* [Given request]:
Set down, in full, every record in the block.

* [Data extract]:
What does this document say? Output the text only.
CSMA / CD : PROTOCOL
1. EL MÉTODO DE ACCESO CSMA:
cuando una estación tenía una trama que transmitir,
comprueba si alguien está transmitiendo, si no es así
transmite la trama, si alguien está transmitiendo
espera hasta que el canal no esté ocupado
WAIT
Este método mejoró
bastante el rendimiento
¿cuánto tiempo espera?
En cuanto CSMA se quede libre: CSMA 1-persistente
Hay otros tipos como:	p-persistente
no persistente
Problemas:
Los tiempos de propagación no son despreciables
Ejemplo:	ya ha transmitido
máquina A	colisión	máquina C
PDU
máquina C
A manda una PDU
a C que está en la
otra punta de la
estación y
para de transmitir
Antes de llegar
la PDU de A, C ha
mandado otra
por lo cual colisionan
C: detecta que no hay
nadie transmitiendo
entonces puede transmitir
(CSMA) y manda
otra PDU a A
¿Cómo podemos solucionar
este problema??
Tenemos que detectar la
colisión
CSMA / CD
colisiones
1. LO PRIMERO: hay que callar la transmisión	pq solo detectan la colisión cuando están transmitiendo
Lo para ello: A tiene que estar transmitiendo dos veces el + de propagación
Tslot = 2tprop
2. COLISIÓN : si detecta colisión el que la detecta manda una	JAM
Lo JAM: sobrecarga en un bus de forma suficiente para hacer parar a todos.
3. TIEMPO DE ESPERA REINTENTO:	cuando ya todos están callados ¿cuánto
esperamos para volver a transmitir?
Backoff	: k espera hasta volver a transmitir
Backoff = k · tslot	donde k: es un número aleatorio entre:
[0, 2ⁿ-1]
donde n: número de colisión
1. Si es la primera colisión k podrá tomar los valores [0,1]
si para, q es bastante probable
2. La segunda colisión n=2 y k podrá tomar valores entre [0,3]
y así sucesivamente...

* [Worked solution]:
What does this document say? Output the text only.
CSMA / CD : PROTOCOL
1. EL MÉTODO DE ACCESO CSMA:
cuando una estación tenía una trama que transmitir,
comprueba si alguien está transmitiendo, si no es así
transmite la trama, si alguien está transmitiendo
espera hasta que el canal no esté ocupado
WAIT
Este método mejoró
bastante el rendimiento
¿cuánto tiempo espera?
En cuanto CSMA se quede libre: CSMA 1-persistente
Hay otros tipos como:	p-persistente
no persistente
Problemas:
Los tiempos de propagación no son despreciables
Ejemplo:	ya ha transmitido
máquina A	colisión	máquina C
PDU
máquina C
A manda una PDU
a C que está en la
otra punta de la
estación y
para de transmitir
Antes de llegar
la PDU de A, C ha
mandado otra
por lo cual colisionan
C: detecta que no hay
nadie transmitiendo
entonces puede transmitir
(CSMA) y manda
otra PDU a A
¿Cómo podemos solucionar
este problema??
Tenemos que detectar la
colisión
CSMA / CD
colisiones
1. LO PRIMERO: hay que callar la transmisión	pq solo detectan la colisión cuando están transmitiendo
Lo para ello: A tiene que estar transmitiendo dos veces el + de propagación
Tslot = 2tprop
2. COLISIÓN : si detecta colisión el que la detecta manda una	JAM
Lo JAM: sobrecarga en un bus de forma suficiente para hacer parar a todos.
3. TIEMPO DE ESPERA REINTENTO:	cuando ya todos están callados ¿cuánto
esperamos para volver a transmitir?
Backoff	: k espera hasta volver a transmitir
Backoff = k · tslot	donde k: es un número aleatorio entre:
[0, 2ⁿ-1]
donde n: número de colisión
1. Si es la primera colisión k podrá tomar los valores [0,1]
si para, q es bastante probable
2. La segunda colisión n=2 y k podrá tomar valores entre [0,3]
y así sucesivamente...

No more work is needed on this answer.